━━ Input material ━━

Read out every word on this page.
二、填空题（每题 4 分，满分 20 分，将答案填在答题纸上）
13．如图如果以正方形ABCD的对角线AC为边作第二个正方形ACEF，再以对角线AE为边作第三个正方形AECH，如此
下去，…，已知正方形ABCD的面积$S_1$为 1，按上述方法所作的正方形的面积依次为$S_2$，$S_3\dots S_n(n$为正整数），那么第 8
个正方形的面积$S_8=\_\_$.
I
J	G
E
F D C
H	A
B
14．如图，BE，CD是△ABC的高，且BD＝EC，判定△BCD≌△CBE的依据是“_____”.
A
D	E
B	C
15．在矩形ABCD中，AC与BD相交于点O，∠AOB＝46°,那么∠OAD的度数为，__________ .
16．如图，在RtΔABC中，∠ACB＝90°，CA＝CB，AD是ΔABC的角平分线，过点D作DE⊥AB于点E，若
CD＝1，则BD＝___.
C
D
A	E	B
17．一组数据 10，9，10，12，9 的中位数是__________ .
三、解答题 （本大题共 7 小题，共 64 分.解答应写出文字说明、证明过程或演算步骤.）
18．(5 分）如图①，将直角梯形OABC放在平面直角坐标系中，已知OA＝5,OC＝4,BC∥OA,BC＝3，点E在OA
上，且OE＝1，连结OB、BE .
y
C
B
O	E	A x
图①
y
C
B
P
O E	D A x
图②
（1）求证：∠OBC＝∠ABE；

━━━

[What the exercise asks]: Set down all of the entries exactly, please.

[Written response]:
Read out every word on this page.
二、填空题（每题 4 分，满分 20 分，将答案填在答题纸上）
13．如图如果以正方形ABCD的对角线AC为边作第二个正方形ACEF，再以对角线AE为边作第三个正方形AECH，如此
下去，…，已知正方形ABCD的面积$S_1$为 1，按上述方法所作的正方形的面积依次为$S_2$，$S_3\dots S_n(n$为正整数），那么第 8
个正方形的面积$S_8=\_\_$.
I
J	G
E
F D C
H	A
B
14．如图，BE，CD是△ABC的高，且BD＝EC，判定△BCD≌△CBE的依据是“_____”.
A
D	E
B	C
15．在矩形ABCD中，AC与BD相交于点O，∠AOB＝46°,那么∠OAD的度数为，__________ .
16．如图，在RtΔABC中，∠ACB＝90°，CA＝CB，AD是ΔABC的角平分线，过点D作DE⊥AB于点E，若
CD＝1，则BD＝___.
C
D
A	E	B
17．一组数据 10，9，10，12，9 的中位数是__________ .
三、解答题 （本大题共 7 小题，共 64 分.解答应写出文字说明、证明过程或演算步骤.）
18．(5 分）如图①，将直角梯形OABC放在平面直角坐标系中，已知OA＝5,OC＝4,BC∥OA,BC＝3，点E在OA
上，且OE＝1，连结OB、BE .
y
C
B
O	E	A x
图①
y
C
B
P
O E	D A x
图②
（1）求证：∠OBC＝∠ABE；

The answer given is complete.